> What to produce:
Return all lines where the word "SENTIMENT" can be found.

====================

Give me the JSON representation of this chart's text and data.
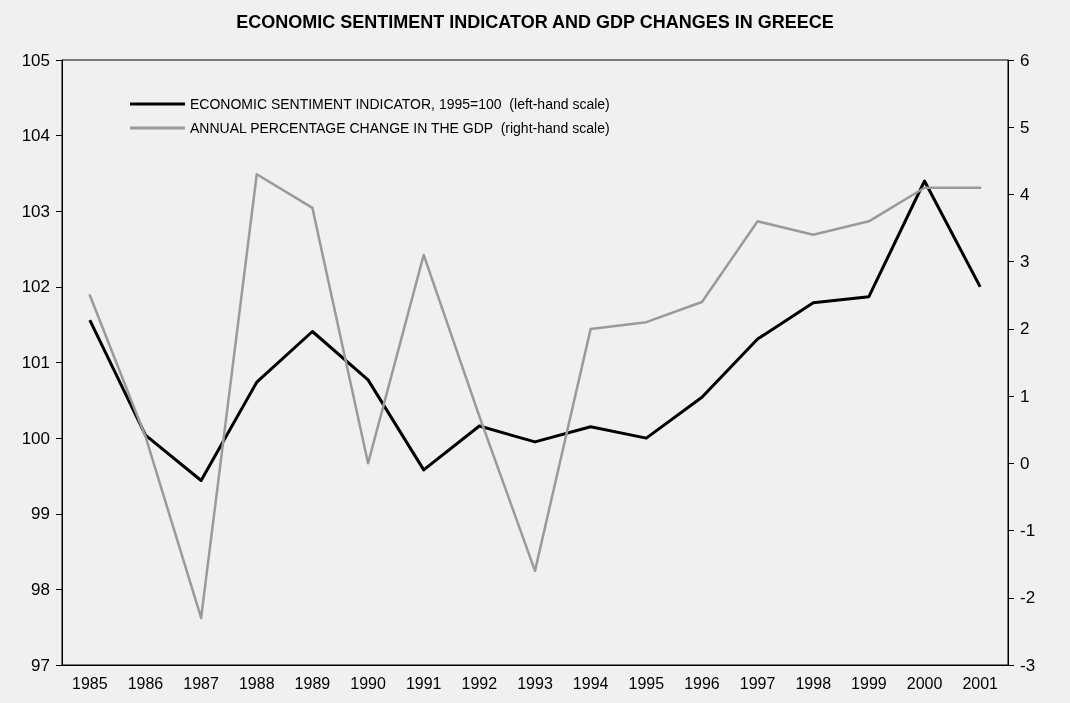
{
  "chart_data": {
    "type": "line",
    "title": "ECONOMIC SENTIMENT INDICATOR AND GDP CHANGES IN GREECE",
    "categories": [
      "1985",
      "1986",
      "1987",
      "1988",
      "1989",
      "1990",
      "1991",
      "1992",
      "1993",
      "1994",
      "1995",
      "1996",
      "1997",
      "1998",
      "1999",
      "2000",
      "2001"
    ],
    "series": [
      {
        "name": "ECONOMIC SENTIMENT INDICATOR, 1995=100  (left-hand scale)",
        "color": "#000000",
        "values": [
          101.56,
          100.04,
          99.44,
          100.74,
          101.41,
          100.77,
          99.58,
          100.16,
          99.95,
          100.15,
          100.0,
          100.54,
          101.31,
          101.79,
          101.87,
          103.4,
          102.0
        ]
      },
      {
        "name": "ANNUAL PERCENTAGE CHANGE IN THE GDP  (right-hand scale)",
        "color": "#9a9a9a",
        "axis": "y2",
        "values": [
          2.5,
          0.4,
          -2.3,
          4.3,
          3.8,
          0.0,
          3.1,
          0.7,
          -1.6,
          2.0,
          2.1,
          2.4,
          3.6,
          3.4,
          3.6,
          4.1,
          4.1
        ]
      }
    ],
    "ylim": [
      97,
      105
    ],
    "yticks": [
      97,
      98,
      99,
      100,
      101,
      102,
      103,
      104,
      105
    ],
    "y2lim": [
      -3,
      6
    ],
    "y2ticks": [
      -3,
      -2,
      -1,
      0,
      1,
      2,
      3,
      4,
      5,
      6
    ],
    "legend": "top left",
    "grid": false,
    "marker": "none",
    "line_style": "solid"
  }
}
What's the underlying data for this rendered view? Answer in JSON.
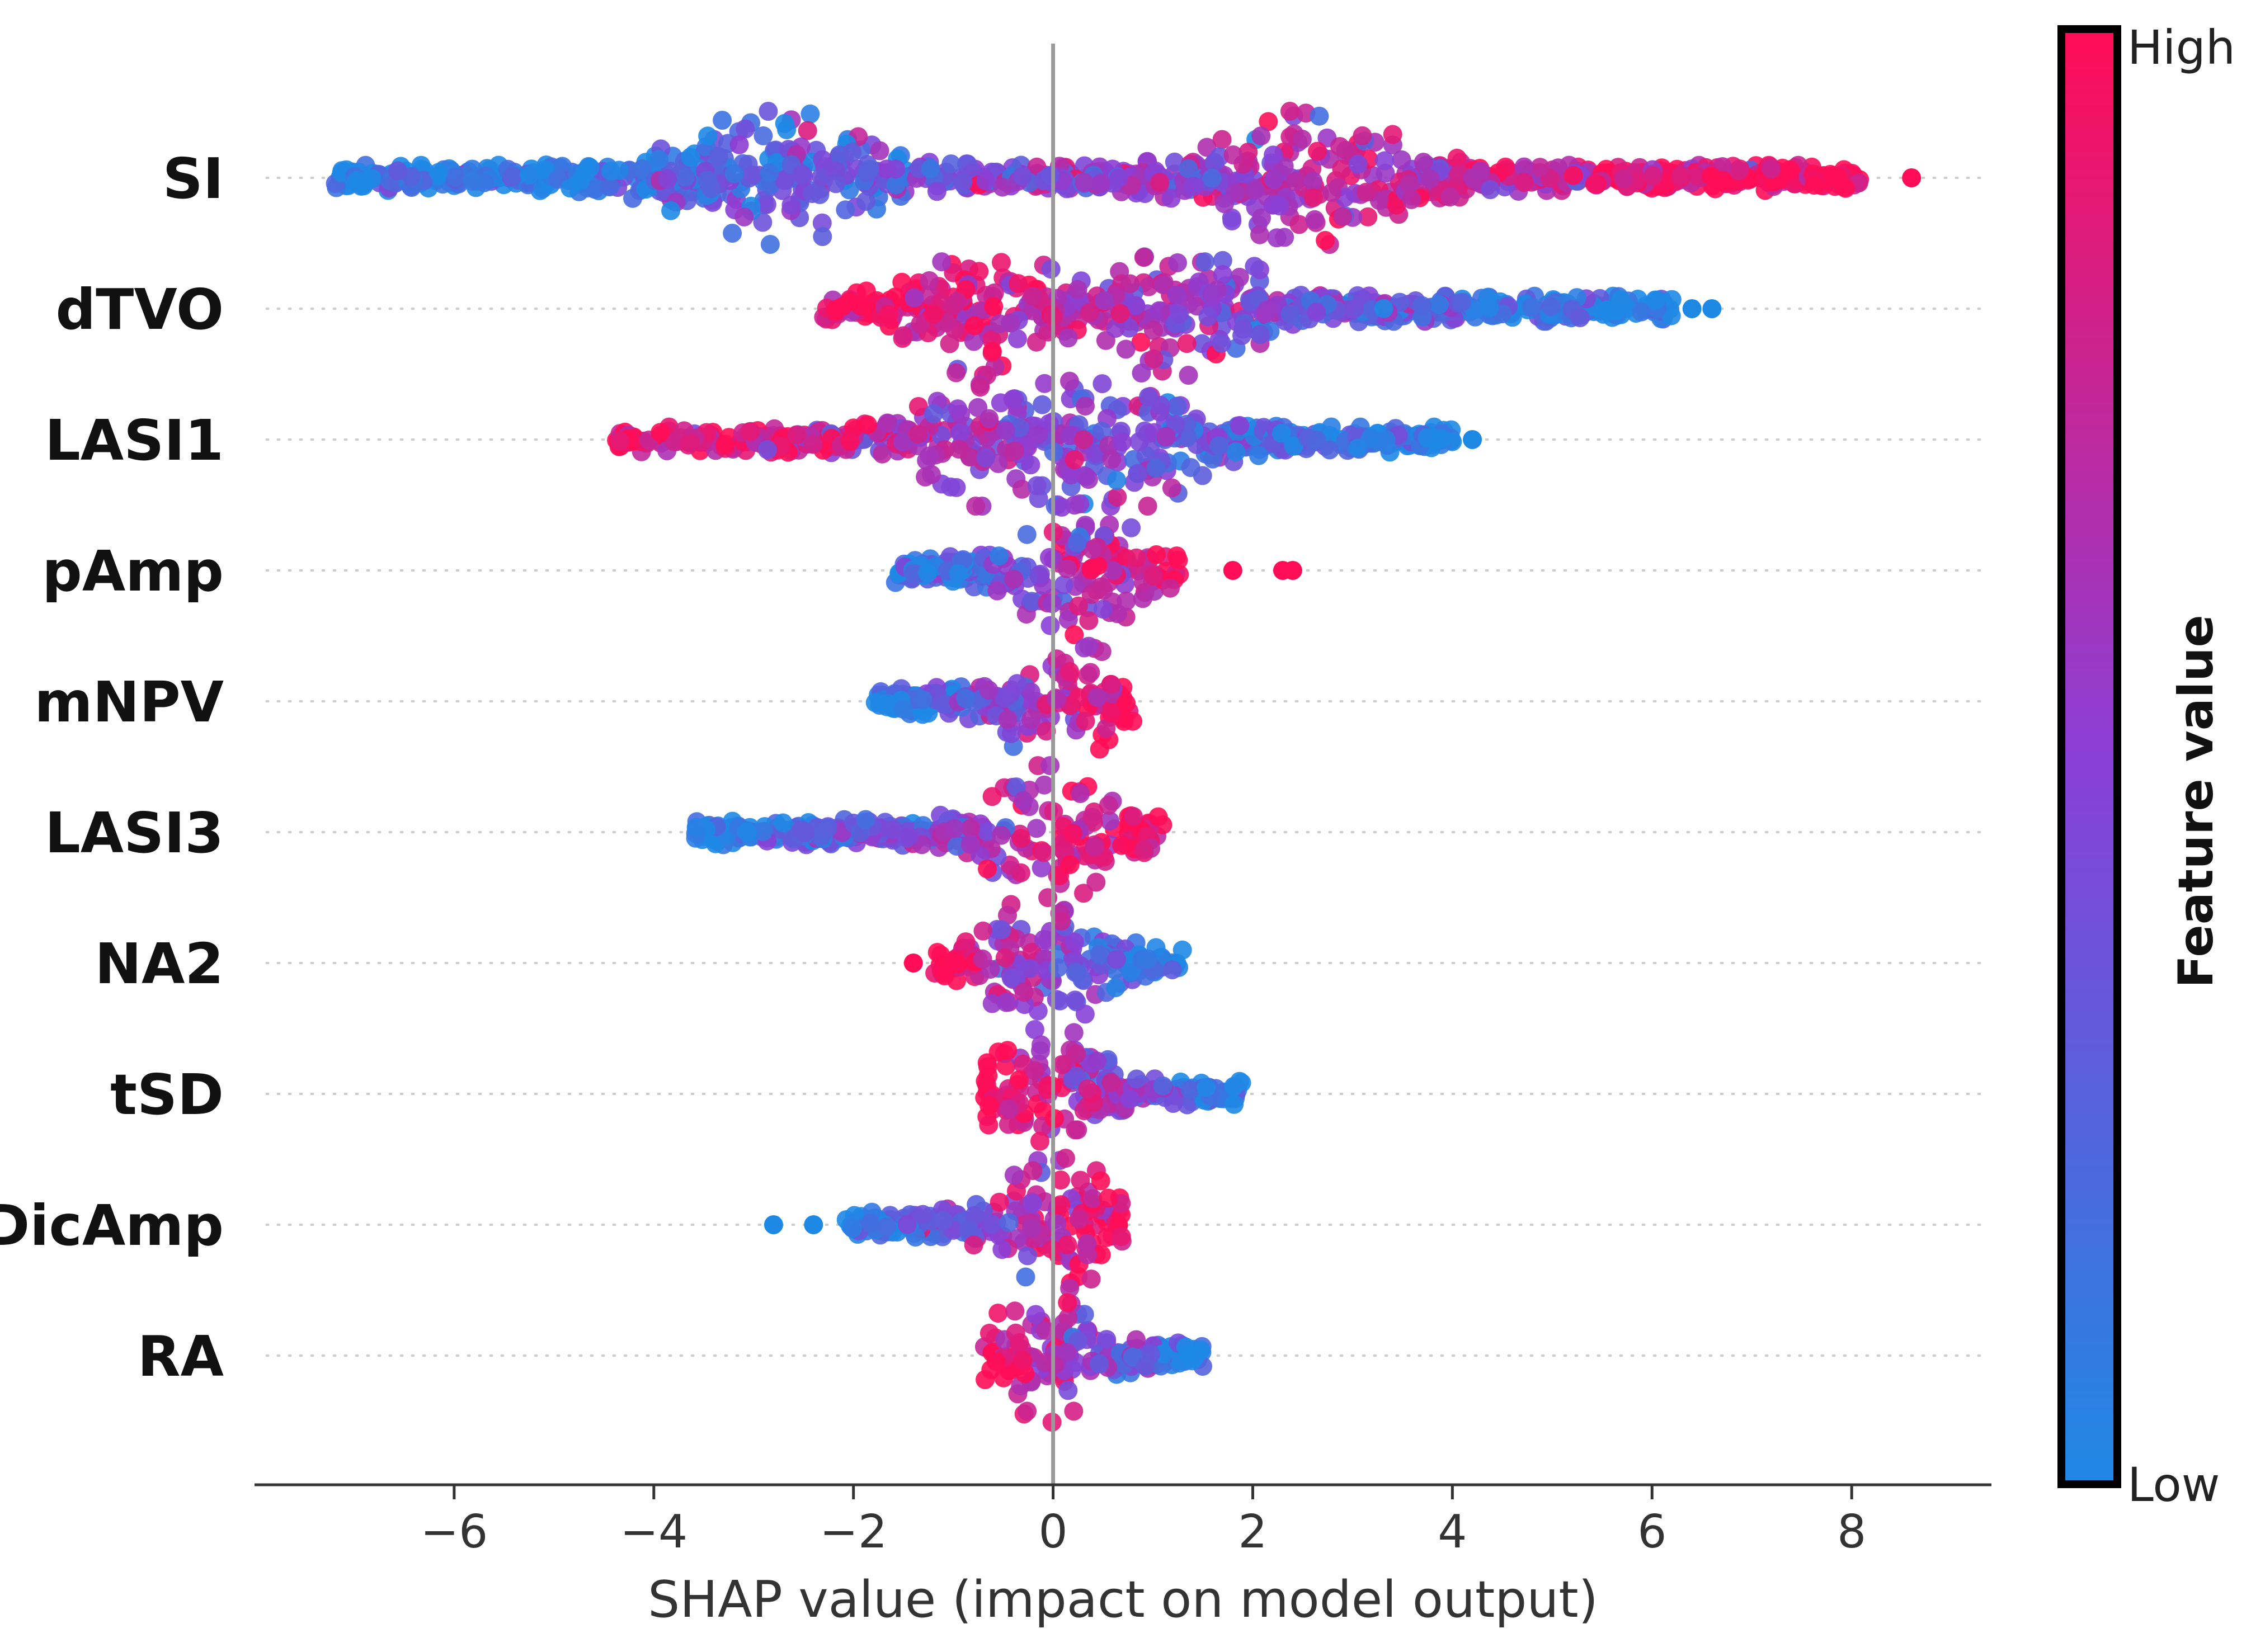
{
  "chart_data": {
    "type": "scatter",
    "subtype": "shap-beeswarm-summary",
    "title": "",
    "xlabel": "SHAP value (impact on model output)",
    "ylabel": "",
    "xlim": [
      -8.0,
      9.4
    ],
    "x_ticks": [
      -6,
      -4,
      -2,
      0,
      2,
      4,
      6,
      8
    ],
    "x_tick_labels": [
      "−6",
      "−4",
      "−2",
      "0",
      "2",
      "4",
      "6",
      "8"
    ],
    "zero_line": 0,
    "grid": false,
    "features": [
      {
        "name": "SI",
        "min": -7.2,
        "max": 8.1,
        "outliers": [
          8.6
        ],
        "low_value_side": "negative",
        "peaks": [
          -2.8,
          2.6
        ],
        "spread": 1.0
      },
      {
        "name": "dTVO",
        "min": -2.3,
        "max": 6.2,
        "outliers": [
          6.4,
          6.6
        ],
        "low_value_side": "positive",
        "peaks": [
          -0.7,
          1.4
        ],
        "spread": 0.75
      },
      {
        "name": "LASI1",
        "min": -4.4,
        "max": 4.0,
        "outliers": [
          4.2
        ],
        "low_value_side": "positive",
        "peaks": [
          -0.6,
          0.8
        ],
        "spread": 0.75
      },
      {
        "name": "pAmp",
        "min": -1.6,
        "max": 1.3,
        "outliers": [
          1.8,
          2.3,
          2.4
        ],
        "low_value_side": "negative",
        "peaks": [
          0.25
        ],
        "spread": 0.65
      },
      {
        "name": "mNPV",
        "min": -1.8,
        "max": 0.8,
        "outliers": [],
        "low_value_side": "negative",
        "peaks": [
          0.1
        ],
        "spread": 0.65
      },
      {
        "name": "LASI3",
        "min": -3.6,
        "max": 1.1,
        "outliers": [],
        "low_value_side": "negative",
        "peaks": [
          0.0
        ],
        "spread": 0.7
      },
      {
        "name": "NA2",
        "min": -1.2,
        "max": 1.3,
        "outliers": [
          -1.4
        ],
        "low_value_side": "positive",
        "peaks": [
          -0.1
        ],
        "spread": 0.65
      },
      {
        "name": "tSD",
        "min": -0.7,
        "max": 1.9,
        "outliers": [],
        "low_value_side": "positive",
        "peaks": [
          -0.05
        ],
        "spread": 0.6
      },
      {
        "name": "DicAmp",
        "min": -2.1,
        "max": 0.7,
        "outliers": [
          -2.8,
          -2.4
        ],
        "low_value_side": "negative",
        "peaks": [
          0.05
        ],
        "spread": 0.65
      },
      {
        "name": "RA",
        "min": -0.7,
        "max": 1.5,
        "outliers": [],
        "low_value_side": "positive",
        "peaks": [
          -0.1
        ],
        "spread": 0.55
      }
    ],
    "colorbar": {
      "title": "Feature value",
      "high_label": "High",
      "low_label": "Low",
      "high_color": "#ff0d57",
      "mid_color": "#8a3fd6",
      "low_color": "#1e88e5"
    }
  }
}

====================

> Answer below:
    "title": "ECONOMIC SENTIMENT INDICATOR AND GDP CHANGES IN GREECE",
        "name": "ECONOMIC SENTIMENT INDICATOR, 1995=100  (left-hand scale)",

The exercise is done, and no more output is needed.